■ INSTRUCTIONS TO FOLLOW: From the records, pick out and copy each line containing "Satz".
[BEGIN]
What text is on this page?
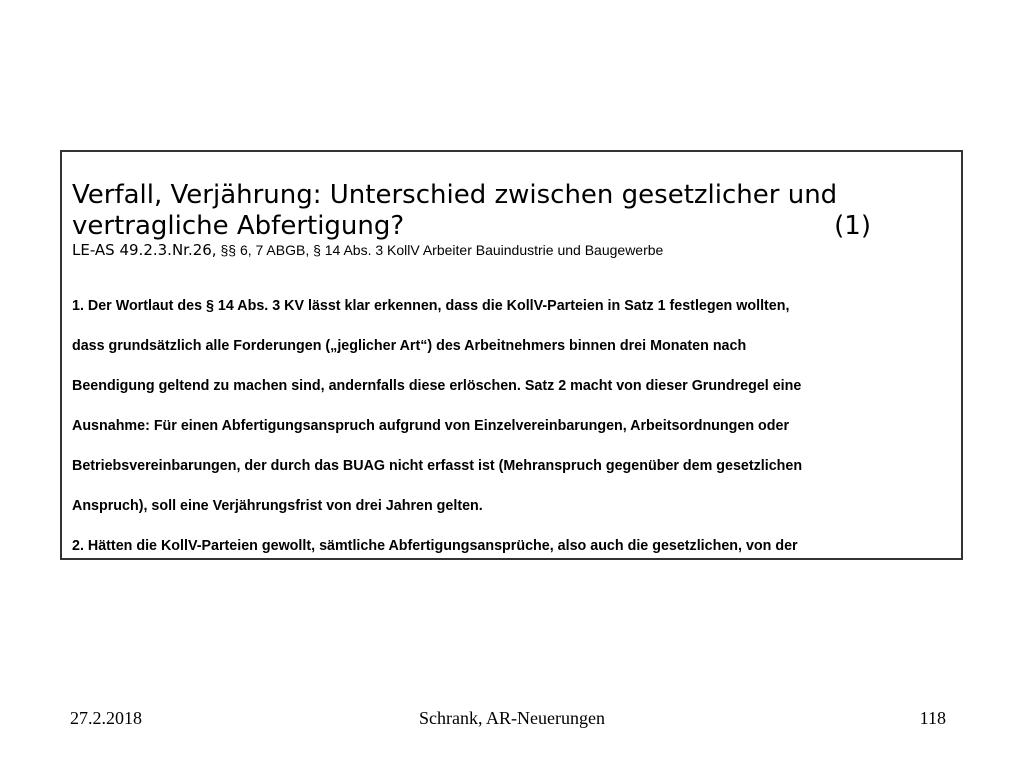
Verfall, Verjährung: Unterschied zwischen gesetzlicher und
vertragliche Abfertigung?	(1)
LE-AS 49.2.3.Nr.26, §§ 6, 7 ABGB, § 14 Abs. 3 KollV Arbeiter Bauindustrie und Baugewerbe

1. Der Wortlaut des § 14 Abs. 3 KV lässt klar erkennen, dass die KollV-Parteien in Satz 1 festlegen wollten,

dass grundsätzlich alle Forderungen („jeglicher Art“) des Arbeitnehmers binnen drei Monaten nach

Beendigung geltend zu machen sind, andernfalls diese erlöschen. Satz 2 macht von dieser Grundregel eine

Ausnahme: Für einen Abfertigungsanspruch aufgrund von Einzelvereinbarungen, Arbeitsordnungen oder

Betriebsvereinbarungen, der durch das BUAG nicht erfasst ist (Mehranspruch gegenüber dem gesetzlichen

Anspruch), soll eine Verjährungsfrist von drei Jahren gelten.

2. Hätten die KollV-Parteien gewollt, sämtliche Abfertigungsansprüche, also auch die gesetzlichen, von der

27.2.2018	Schrank, AR-Neuerungen	118
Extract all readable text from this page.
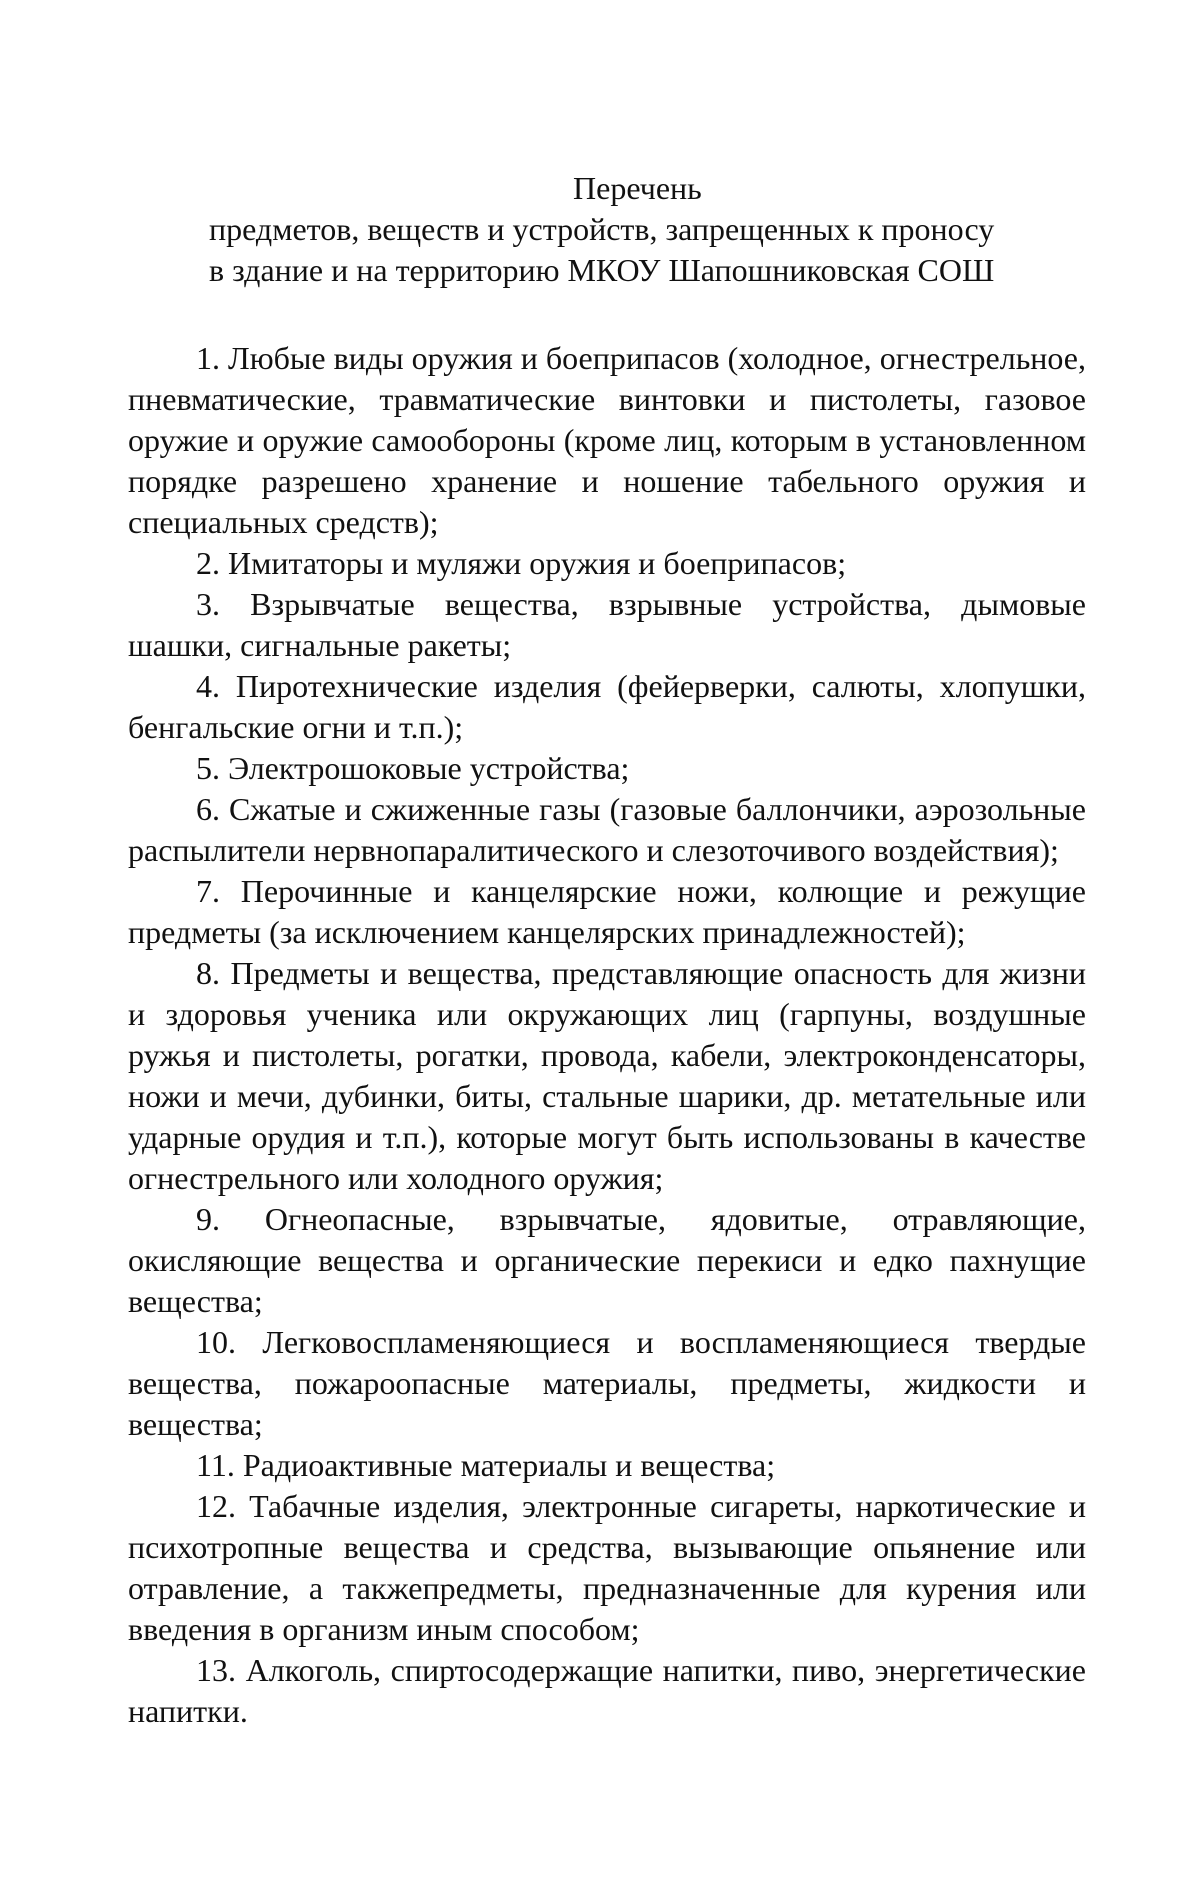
Перечень
предметов, веществ и устройств, запрещенных к проносу
в здание и на территорию МКОУ Шапошниковская СОШ

1. Любые виды оружия и боеприпасов (холодное, огнестрельное, пневматические, травматические винтовки и пистолеты, газовое оружие и оружие самообороны (кроме лиц, которым в установленном порядке разрешено хранение и ношение табельного оружия и специальных средств);

2. Имитаторы и муляжи оружия и боеприпасов;

3. Взрывчатые вещества, взрывные устройства, дымовые шашки, сигнальные ракеты;

4. Пиротехнические изделия (фейерверки, салюты, хлопушки, бенгальские огни и т.п.);

5. Электрошоковые устройства;

6. Сжатые и сжиженные газы (газовые баллончики, аэрозольные распылители нервнопаралитического и слезоточивого воздействия);

7. Перочинные и канцелярские ножи, колющие и режущие предметы (за исключением канцелярских принадлежностей);

8. Предметы и вещества, представляющие опасность для жизни и здоровья ученика или окружающих лиц (гарпуны, воздушные ружья и пистолеты, рогатки, провода, кабели, электроконденсаторы, ножи и мечи, дубинки, биты, стальные шарики, др. метательные или ударные орудия и т.п.), которые могут быть использованы в качестве огнестрельного или холодного оружия;

9. Огнеопасные, взрывчатые, ядовитые, отравляющие, окисляющие вещества и органические перекиси и едко пахнущие вещества;

10. Легковоспламеняющиеся и воспламеняющиеся твердые вещества, пожароопасные материалы, предметы, жидкости и вещества;

11. Радиоактивные материалы и вещества;

12. Табачные изделия, электронные сигареты, наркотические и психотропные вещества и средства, вызывающие опьянение или отравление, а такжепредметы, предназначенные для курения или введения в организм иным способом;

13. Алкоголь, спиртосодержащие напитки, пиво, энергетические напитки.
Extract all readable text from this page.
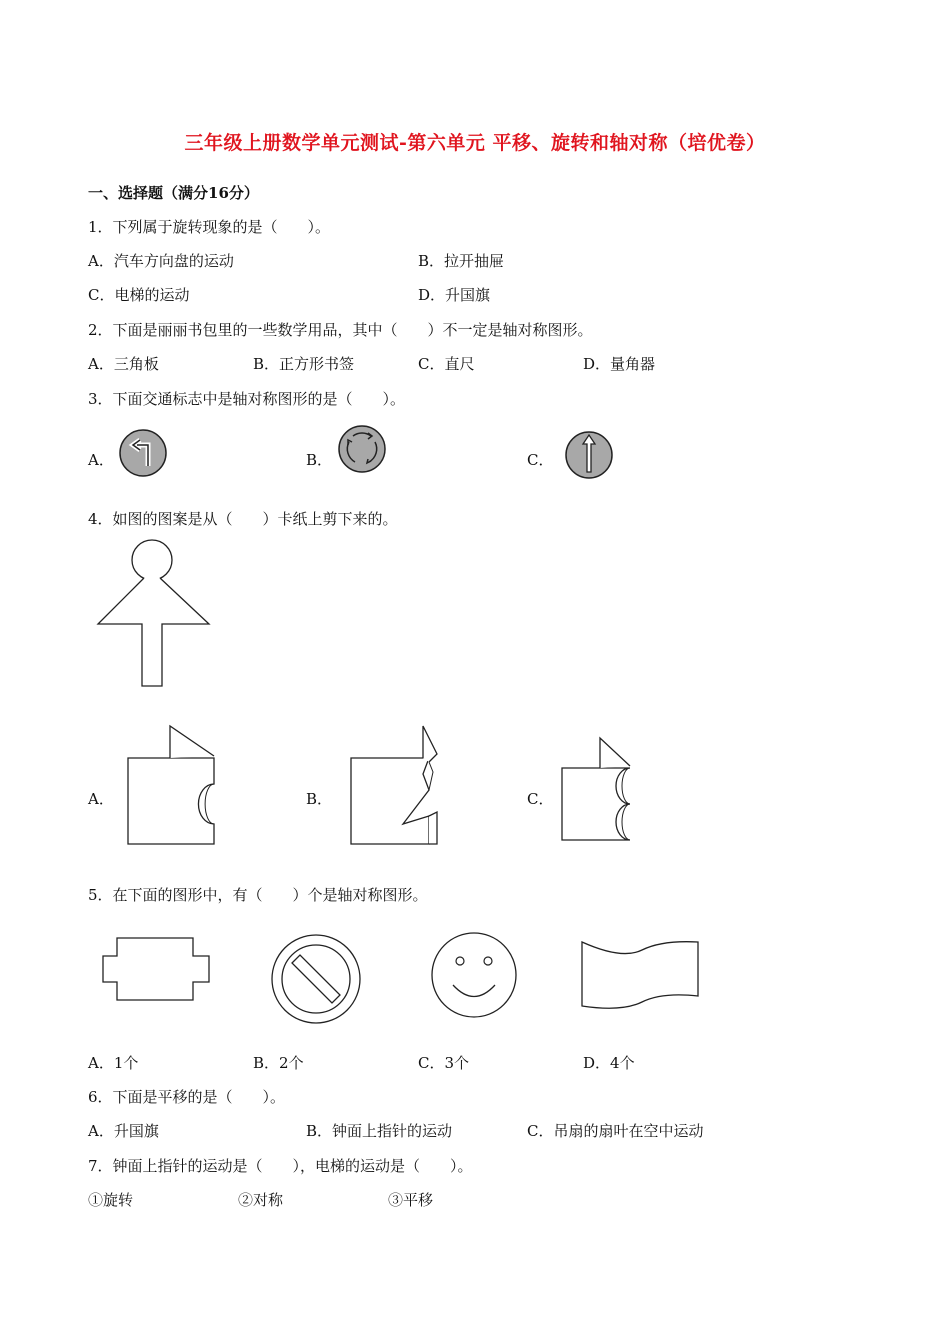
三年级上册数学单元测试-第六单元 平移、旋转和轴对称（培优卷）
一、选择题（满分16分）
1．下列属于旋转现象的是（　　）。
A．汽车方向盘的运动	B．拉开抽屉
C．电梯的运动	D．升国旗
2．下面是丽丽书包里的一些数学用品，其中（　　）不一定是轴对称图形。
A．三角板	B．正方形书签	C．直尺	D．量角器
3．下面交通标志中是轴对称图形的是（　　）。
A．	B．	C．
4．如图的图案是从（　　）卡纸上剪下来的。
A．	B．	C．
5．在下面的图形中，有（　　）个是轴对称图形。
A．1个	B．2个	C．3个	D．4个
6．下面是平移的是（　　）。
A．升国旗	B．钟面上指针的运动	C．吊扇的扇叶在空中运动
7．钟面上指针的运动是（　　），电梯的运动是（　　）。
①旋转	②对称	③平移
[END]
■ WRITTEN ANSWER:
1. Der Wortlaut des § 14 Abs. 3 KV lässt klar erkennen, dass die KollV-Parteien in Satz 1 festlegen wollten,
Beendigung geltend zu machen sind, andernfalls diese erlöschen. Satz 2 macht von dieser Grundregel eine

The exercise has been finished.